» **Given task**:
Write out each line in which the string "Production" is present.

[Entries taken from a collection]
--------------------------------

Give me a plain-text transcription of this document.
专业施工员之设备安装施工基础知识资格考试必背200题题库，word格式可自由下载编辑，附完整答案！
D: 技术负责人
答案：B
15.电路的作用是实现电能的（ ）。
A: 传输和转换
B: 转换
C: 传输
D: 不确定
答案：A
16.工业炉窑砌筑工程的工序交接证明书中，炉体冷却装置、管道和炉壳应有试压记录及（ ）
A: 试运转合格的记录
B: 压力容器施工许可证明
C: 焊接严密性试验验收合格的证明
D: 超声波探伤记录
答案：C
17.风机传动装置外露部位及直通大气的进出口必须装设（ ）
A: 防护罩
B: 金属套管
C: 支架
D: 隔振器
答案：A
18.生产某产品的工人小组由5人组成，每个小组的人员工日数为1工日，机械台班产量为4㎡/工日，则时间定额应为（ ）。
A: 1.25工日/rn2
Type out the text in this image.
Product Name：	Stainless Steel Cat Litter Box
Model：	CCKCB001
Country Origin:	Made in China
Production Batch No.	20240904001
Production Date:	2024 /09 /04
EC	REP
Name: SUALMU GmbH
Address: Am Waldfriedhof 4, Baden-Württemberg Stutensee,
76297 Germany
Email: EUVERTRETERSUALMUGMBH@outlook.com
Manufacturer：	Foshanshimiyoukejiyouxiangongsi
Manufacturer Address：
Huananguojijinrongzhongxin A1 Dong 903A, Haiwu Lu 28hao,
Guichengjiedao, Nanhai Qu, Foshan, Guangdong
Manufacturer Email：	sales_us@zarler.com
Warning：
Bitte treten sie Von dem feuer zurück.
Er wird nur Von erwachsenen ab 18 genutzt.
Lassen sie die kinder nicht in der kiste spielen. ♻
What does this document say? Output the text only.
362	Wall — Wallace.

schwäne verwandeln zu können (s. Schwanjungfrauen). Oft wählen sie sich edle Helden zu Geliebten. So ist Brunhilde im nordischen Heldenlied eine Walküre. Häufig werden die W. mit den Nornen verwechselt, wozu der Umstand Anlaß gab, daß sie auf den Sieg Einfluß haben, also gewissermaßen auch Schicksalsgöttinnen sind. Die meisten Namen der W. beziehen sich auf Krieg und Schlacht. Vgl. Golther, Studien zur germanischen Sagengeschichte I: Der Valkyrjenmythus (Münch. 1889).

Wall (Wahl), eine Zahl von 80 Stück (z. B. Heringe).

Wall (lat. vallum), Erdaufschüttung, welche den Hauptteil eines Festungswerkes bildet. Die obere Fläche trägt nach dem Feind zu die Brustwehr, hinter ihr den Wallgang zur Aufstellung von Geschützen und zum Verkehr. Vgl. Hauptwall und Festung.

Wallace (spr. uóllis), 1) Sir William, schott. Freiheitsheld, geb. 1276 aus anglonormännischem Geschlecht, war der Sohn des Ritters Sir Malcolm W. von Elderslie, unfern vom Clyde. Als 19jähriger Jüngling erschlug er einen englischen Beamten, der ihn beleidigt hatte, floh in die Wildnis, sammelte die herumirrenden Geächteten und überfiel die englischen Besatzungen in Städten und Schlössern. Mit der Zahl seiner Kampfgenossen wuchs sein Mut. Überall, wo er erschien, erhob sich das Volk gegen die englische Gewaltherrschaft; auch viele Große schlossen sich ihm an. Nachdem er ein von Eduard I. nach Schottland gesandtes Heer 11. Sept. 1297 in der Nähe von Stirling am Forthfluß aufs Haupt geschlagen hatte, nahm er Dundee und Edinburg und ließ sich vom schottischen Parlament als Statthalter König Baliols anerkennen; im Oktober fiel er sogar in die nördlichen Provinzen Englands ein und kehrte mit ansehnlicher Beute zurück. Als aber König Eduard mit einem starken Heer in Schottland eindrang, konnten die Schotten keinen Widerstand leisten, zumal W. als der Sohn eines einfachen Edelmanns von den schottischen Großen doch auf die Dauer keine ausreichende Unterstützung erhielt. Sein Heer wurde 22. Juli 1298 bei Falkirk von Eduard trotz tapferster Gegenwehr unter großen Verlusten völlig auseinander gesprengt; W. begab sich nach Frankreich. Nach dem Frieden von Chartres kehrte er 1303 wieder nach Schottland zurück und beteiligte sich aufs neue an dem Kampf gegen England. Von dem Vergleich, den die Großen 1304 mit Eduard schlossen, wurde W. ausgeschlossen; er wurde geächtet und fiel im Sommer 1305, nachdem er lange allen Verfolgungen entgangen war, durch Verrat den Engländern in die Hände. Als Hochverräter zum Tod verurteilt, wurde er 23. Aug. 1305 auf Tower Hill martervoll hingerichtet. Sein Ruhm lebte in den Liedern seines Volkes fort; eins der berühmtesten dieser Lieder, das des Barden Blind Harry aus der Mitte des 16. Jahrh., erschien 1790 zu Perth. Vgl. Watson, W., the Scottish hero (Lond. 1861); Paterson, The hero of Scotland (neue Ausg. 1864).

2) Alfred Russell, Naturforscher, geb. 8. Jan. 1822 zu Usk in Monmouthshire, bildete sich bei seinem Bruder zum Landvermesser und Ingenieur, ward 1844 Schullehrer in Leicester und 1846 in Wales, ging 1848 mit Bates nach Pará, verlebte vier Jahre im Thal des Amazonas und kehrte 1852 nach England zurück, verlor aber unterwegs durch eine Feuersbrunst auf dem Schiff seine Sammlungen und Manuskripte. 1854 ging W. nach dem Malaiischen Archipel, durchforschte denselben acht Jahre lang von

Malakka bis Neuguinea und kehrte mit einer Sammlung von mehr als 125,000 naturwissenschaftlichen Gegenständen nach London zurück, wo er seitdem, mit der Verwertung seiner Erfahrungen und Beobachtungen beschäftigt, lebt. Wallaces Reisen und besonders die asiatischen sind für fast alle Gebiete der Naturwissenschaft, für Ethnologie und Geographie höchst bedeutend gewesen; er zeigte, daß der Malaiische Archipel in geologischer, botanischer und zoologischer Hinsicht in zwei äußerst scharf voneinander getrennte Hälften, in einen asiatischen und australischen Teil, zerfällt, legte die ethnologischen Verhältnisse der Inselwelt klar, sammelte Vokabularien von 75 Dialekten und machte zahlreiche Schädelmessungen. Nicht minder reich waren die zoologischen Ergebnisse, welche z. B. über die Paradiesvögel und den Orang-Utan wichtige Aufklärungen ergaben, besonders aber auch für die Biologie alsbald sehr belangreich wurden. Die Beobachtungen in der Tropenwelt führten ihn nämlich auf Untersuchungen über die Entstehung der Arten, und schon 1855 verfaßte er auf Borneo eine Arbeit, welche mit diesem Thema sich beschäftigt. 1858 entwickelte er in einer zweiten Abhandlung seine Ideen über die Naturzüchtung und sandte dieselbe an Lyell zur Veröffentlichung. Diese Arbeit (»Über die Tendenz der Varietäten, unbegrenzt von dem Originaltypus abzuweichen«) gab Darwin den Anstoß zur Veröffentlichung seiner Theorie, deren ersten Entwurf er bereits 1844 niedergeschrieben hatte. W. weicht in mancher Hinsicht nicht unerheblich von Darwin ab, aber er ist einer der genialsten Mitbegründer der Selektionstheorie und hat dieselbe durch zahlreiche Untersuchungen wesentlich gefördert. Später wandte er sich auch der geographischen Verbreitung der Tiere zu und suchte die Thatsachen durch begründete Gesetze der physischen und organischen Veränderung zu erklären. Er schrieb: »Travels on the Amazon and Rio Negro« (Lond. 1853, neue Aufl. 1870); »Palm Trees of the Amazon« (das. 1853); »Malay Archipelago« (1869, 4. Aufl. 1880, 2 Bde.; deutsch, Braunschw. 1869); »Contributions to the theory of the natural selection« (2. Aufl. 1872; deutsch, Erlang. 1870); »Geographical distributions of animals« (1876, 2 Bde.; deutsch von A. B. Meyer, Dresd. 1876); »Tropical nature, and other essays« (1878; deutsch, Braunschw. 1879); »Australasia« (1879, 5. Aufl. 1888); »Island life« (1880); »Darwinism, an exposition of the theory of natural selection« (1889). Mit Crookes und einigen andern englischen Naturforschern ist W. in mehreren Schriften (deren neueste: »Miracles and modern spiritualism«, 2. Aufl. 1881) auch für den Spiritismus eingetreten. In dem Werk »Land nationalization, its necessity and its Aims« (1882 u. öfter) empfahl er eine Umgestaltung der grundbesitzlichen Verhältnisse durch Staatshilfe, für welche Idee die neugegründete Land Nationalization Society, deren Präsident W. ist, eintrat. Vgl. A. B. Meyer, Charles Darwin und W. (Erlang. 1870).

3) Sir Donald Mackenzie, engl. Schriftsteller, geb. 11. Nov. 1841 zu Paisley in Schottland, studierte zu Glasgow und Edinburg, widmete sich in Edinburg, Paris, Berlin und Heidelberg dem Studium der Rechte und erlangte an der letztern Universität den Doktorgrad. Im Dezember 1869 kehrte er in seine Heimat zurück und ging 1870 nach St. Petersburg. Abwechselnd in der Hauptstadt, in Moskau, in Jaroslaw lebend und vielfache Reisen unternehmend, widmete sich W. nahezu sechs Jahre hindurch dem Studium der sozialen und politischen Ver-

--------------------------------

» **Finished exercise**:
Production Batch No.	20240904001
Production Date:	2024 /09 /04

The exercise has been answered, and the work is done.